_What you will do_. Write out each record again exactly as it stands.

»»

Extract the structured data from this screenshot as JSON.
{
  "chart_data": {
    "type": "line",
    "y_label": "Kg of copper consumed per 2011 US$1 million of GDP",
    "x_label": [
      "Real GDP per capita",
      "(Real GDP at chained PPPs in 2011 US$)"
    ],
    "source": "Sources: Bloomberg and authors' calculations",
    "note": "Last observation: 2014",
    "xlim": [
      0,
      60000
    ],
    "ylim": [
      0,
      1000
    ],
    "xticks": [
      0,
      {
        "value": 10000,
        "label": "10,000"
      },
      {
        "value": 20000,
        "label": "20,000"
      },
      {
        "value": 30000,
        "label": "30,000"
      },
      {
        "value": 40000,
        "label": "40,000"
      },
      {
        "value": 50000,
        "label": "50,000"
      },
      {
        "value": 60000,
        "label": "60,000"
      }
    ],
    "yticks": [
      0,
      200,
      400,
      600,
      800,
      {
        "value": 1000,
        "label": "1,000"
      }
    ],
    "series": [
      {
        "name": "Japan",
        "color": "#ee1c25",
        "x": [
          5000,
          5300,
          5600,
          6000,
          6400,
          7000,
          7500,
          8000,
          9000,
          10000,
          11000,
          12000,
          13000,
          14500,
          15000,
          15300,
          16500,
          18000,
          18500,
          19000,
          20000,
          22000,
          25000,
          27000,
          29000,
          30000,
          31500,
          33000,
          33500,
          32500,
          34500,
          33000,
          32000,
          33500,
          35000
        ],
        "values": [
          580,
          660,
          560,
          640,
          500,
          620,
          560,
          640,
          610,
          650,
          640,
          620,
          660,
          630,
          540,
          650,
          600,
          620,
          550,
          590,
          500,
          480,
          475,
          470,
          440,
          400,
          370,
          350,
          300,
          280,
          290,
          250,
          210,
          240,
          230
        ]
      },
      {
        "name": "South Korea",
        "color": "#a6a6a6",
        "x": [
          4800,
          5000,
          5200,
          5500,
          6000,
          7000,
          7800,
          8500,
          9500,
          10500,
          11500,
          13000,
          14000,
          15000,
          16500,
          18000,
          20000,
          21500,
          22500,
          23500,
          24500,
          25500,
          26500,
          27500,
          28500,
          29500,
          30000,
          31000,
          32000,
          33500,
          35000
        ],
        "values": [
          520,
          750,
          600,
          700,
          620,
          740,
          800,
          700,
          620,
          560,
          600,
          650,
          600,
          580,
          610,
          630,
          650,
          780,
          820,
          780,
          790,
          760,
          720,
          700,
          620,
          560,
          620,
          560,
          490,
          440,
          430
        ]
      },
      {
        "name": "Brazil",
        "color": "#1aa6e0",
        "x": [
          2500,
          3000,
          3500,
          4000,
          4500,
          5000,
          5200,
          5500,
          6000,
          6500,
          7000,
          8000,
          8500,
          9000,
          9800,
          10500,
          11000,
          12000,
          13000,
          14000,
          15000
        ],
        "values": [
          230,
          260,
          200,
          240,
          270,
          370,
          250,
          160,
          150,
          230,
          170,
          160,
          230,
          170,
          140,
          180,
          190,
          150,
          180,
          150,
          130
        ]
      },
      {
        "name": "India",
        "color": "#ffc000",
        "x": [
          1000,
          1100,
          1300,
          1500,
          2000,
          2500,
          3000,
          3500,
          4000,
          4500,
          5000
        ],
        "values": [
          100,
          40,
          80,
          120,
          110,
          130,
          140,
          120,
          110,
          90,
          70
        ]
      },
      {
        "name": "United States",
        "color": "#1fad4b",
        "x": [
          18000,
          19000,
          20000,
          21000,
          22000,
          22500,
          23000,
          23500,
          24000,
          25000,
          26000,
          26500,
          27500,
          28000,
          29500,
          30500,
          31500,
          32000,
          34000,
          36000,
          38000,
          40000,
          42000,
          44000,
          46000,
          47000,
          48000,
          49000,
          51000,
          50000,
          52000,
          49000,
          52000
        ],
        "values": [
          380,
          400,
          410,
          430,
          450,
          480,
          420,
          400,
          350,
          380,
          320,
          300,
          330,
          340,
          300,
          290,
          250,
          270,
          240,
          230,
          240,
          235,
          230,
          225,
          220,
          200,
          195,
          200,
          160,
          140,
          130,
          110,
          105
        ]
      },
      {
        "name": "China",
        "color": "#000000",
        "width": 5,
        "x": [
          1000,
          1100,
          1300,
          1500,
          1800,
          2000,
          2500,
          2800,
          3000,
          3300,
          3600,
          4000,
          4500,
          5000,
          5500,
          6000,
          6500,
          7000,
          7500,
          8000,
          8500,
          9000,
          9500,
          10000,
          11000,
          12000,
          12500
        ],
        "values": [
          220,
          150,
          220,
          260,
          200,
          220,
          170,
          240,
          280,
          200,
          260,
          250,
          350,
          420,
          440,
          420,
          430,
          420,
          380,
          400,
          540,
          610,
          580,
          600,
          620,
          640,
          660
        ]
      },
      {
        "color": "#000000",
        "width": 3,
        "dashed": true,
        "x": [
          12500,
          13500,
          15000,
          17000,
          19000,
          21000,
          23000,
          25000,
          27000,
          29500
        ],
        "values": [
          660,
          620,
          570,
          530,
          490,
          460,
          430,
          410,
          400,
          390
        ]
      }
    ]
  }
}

««

_Answer to this exercise_.
Extract the structured data from this screenshot as JSON.
{
  "chart_data": {
    "type": "line",
    "y_label": "Kg of copper consumed per 2011 US$1 million of GDP",
    "x_label": [
      "Real GDP per capita",
      "(Real GDP at chained PPPs in 2011 US$)"
    ],
    "source": "Sources: Bloomberg and authors' calculations",
    "note": "Last observation: 2014",
    "xlim": [
      0,
      60000
    ],
    "ylim": [
      0,
      1000
    ],
    "xticks": [
      0,
      {
        "value": 10000,
        "label": "10,000"
      },
      {
        "value": 20000,
        "label": "20,000"
      },
      {
        "value": 30000,
        "label": "30,000"
      },
      {
        "value": 40000,
        "label": "40,000"
      },
      {
        "value": 50000,
        "label": "50,000"
      },
      {
        "value": 60000,
        "label": "60,000"
      }
    ],
    "yticks": [
      0,
      200,
      400,
      600,
      800,
      {
        "value": 1000,
        "label": "1,000"
      }
    ],
    "series": [
      {
        "name": "Japan",
        "color": "#ee1c25",
        "x": [
          5000,
          5300,
          5600,
          6000,
          6400,
          7000,
          7500,
          8000,
          9000,
          10000,
          11000,
          12000,
          13000,
          14500,
          15000,
          15300,
          16500,
          18000,
          18500,
          19000,
          20000,
          22000,
          25000,
          27000,
          29000,
          30000,
          31500,
          33000,
          33500,
          32500,
          34500,
          33000,
          32000,
          33500,
          35000
        ],
        "values": [
          580,
          660,
          560,
          640,
          500,
          620,
          560,
          640,
          610,
          650,
          640,
          620,
          660,
          630,
          540,
          650,
          600,
          620,
          550,
          590,
          500,
          480,
          475,
          470,
          440,
          400,
          370,
          350,
          300,
          280,
          290,
          250,
          210,
          240,
          230
        ]
      },
      {
        "name": "South Korea",
        "color": "#a6a6a6",
        "x": [
          4800,
          5000,
          5200,
          5500,
          6000,
          7000,
          7800,
          8500,
          9500,
          10500,
          11500,
          13000,
          14000,
          15000,
          16500,
          18000,
          20000,
          21500,
          22500,
          23500,
          24500,
          25500,
          26500,
          27500,
          28500,
          29500,
          30000,
          31000,
          32000,
          33500,
          35000
        ],
        "values": [
          520,
          750,
          600,
          700,
          620,
          740,
          800,
          700,
          620,
          560,
          600,
          650,
          600,
          580,
          610,
          630,
          650,
          780,
          820,
          780,
          790,
          760,
          720,
          700,
          620,
          560,
          620,
          560,
          490,
          440,
          430
        ]
      },
      {
        "name": "Brazil",
        "color": "#1aa6e0",
        "x": [
          2500,
          3000,
          3500,
          4000,
          4500,
          5000,
          5200,
          5500,
          6000,
          6500,
          7000,
          8000,
          8500,
          9000,
          9800,
          10500,
          11000,
          12000,
          13000,
          14000,
          15000
        ],
        "values": [
          230,
          260,
          200,
          240,
          270,
          370,
          250,
          160,
          150,
          230,
          170,
          160,
          230,
          170,
          140,
          180,
          190,
          150,
          180,
          150,
          130
        ]
      },
      {
        "name": "India",
        "color": "#ffc000",
        "x": [
          1000,
          1100,
          1300,
          1500,
          2000,
          2500,
          3000,
          3500,
          4000,
          4500,
          5000
        ],
        "values": [
          100,
          40,
          80,
          120,
          110,
          130,
          140,
          120,
          110,
          90,
          70
        ]
      },
      {
        "name": "United States",
        "color": "#1fad4b",
        "x": [
          18000,
          19000,
          20000,
          21000,
          22000,
          22500,
          23000,
          23500,
          24000,
          25000,
          26000,
          26500,
          27500,
          28000,
          29500,
          30500,
          31500,
          32000,
          34000,
          36000,
          38000,
          40000,
          42000,
          44000,
          46000,
          47000,
          48000,
          49000,
          51000,
          50000,
          52000,
          49000,
          52000
        ],
        "values": [
          380,
          400,
          410,
          430,
          450,
          480,
          420,
          400,
          350,
          380,
          320,
          300,
          330,
          340,
          300,
          290,
          250,
          270,
          240,
          230,
          240,
          235,
          230,
          225,
          220,
          200,
          195,
          200,
          160,
          140,
          130,
          110,
          105
        ]
      },
      {
        "name": "China",
        "color": "#000000",
        "width": 5,
        "x": [
          1000,
          1100,
          1300,
          1500,
          1800,
          2000,
          2500,
          2800,
          3000,
          3300,
          3600,
          4000,
          4500,
          5000,
          5500,
          6000,
          6500,
          7000,
          7500,
          8000,
          8500,
          9000,
          9500,
          10000,
          11000,
          12000,
          12500
        ],
        "values": [
          220,
          150,
          220,
          260,
          200,
          220,
          170,
          240,
          280,
          200,
          260,
          250,
          350,
          420,
          440,
          420,
          430,
          420,
          380,
          400,
          540,
          610,
          580,
          600,
          620,
          640,
          660
        ]
      },
      {
        "color": "#000000",
        "width": 3,
        "dashed": true,
        "x": [
          12500,
          13500,
          15000,
          17000,
          19000,
          21000,
          23000,
          25000,
          27000,
          29500
        ],
        "values": [
          660,
          620,
          570,
          530,
          490,
          460,
          430,
          410,
          400,
          390
        ]
      }
    ]
  }
}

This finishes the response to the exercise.